#### THE RECORDS
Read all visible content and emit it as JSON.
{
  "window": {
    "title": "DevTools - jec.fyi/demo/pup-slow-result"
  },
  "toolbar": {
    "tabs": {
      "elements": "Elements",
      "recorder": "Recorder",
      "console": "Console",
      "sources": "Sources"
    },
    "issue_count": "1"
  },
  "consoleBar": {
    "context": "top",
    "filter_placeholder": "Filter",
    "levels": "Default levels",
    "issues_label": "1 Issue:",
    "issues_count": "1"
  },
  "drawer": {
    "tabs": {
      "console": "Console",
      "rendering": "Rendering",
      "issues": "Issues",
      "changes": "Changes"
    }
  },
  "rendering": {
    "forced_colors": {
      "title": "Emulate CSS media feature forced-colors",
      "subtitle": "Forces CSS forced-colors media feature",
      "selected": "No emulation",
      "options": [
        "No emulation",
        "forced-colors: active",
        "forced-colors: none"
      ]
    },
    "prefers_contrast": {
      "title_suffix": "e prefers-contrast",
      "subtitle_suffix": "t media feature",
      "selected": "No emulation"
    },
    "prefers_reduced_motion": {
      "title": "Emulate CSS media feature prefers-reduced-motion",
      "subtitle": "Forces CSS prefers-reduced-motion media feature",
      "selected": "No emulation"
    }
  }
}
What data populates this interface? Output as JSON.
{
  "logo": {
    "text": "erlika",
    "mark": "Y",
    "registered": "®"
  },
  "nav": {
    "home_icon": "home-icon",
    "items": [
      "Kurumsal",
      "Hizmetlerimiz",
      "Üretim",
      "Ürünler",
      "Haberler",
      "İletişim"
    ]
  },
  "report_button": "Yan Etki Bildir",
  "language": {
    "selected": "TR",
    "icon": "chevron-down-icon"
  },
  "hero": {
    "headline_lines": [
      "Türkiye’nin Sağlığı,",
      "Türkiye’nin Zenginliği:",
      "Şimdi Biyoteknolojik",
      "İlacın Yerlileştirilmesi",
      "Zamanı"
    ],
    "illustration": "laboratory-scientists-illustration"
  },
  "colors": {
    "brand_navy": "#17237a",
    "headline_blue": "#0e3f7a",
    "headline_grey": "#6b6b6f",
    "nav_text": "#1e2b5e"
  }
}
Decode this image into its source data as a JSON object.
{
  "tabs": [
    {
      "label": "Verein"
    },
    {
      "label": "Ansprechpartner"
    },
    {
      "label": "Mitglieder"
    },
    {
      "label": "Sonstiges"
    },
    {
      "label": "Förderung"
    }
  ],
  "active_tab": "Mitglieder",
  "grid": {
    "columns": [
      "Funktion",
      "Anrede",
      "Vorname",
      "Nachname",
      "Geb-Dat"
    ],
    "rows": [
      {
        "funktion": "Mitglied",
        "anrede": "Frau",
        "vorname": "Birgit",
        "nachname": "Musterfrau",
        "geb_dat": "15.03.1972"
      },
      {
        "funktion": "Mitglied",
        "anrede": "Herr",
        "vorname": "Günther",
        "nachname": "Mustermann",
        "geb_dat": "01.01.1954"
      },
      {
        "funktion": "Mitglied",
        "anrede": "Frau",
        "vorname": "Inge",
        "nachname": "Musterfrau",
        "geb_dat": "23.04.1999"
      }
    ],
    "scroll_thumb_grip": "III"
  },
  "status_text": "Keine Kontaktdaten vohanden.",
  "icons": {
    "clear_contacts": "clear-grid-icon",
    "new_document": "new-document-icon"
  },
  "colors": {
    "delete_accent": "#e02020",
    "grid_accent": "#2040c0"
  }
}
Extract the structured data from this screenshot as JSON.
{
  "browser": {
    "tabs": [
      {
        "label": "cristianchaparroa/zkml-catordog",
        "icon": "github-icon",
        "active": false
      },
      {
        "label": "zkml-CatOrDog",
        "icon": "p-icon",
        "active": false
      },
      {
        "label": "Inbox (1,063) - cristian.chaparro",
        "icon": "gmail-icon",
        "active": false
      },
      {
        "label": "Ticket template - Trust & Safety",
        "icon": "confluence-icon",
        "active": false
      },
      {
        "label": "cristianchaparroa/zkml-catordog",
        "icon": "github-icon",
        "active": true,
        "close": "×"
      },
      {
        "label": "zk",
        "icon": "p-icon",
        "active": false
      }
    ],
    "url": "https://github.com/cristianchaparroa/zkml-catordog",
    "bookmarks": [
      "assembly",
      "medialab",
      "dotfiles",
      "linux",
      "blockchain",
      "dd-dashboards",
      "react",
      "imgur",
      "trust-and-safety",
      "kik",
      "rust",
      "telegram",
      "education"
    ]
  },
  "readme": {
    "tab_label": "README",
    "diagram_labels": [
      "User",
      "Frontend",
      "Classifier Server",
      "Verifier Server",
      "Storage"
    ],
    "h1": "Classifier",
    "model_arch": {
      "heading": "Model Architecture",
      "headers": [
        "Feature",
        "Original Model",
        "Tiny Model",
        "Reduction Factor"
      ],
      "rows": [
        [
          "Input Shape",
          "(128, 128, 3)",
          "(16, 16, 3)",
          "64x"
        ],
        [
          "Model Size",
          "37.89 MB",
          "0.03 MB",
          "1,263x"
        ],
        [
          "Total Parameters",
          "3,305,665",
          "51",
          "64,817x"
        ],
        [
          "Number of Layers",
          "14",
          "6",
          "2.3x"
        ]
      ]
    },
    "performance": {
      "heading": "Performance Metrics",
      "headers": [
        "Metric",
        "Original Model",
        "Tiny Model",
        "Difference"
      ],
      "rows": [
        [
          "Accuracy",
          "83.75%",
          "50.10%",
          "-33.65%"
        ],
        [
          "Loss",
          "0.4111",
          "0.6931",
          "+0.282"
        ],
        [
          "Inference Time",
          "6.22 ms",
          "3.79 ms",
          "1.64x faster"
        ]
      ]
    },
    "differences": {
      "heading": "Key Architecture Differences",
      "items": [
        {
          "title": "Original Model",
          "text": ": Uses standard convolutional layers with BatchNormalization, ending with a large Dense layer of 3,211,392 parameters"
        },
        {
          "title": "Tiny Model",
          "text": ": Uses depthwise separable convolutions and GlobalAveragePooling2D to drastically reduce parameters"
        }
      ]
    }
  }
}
########
▸ **OBJECTIVE**:
Return every line holding the word "data" from the records.

▸ **CORRECT ANSWER**:
What data populates this interface? Output as JSON.
Decode this image into its source data as a JSON object.
Extract the structured data from this screenshot as JSON.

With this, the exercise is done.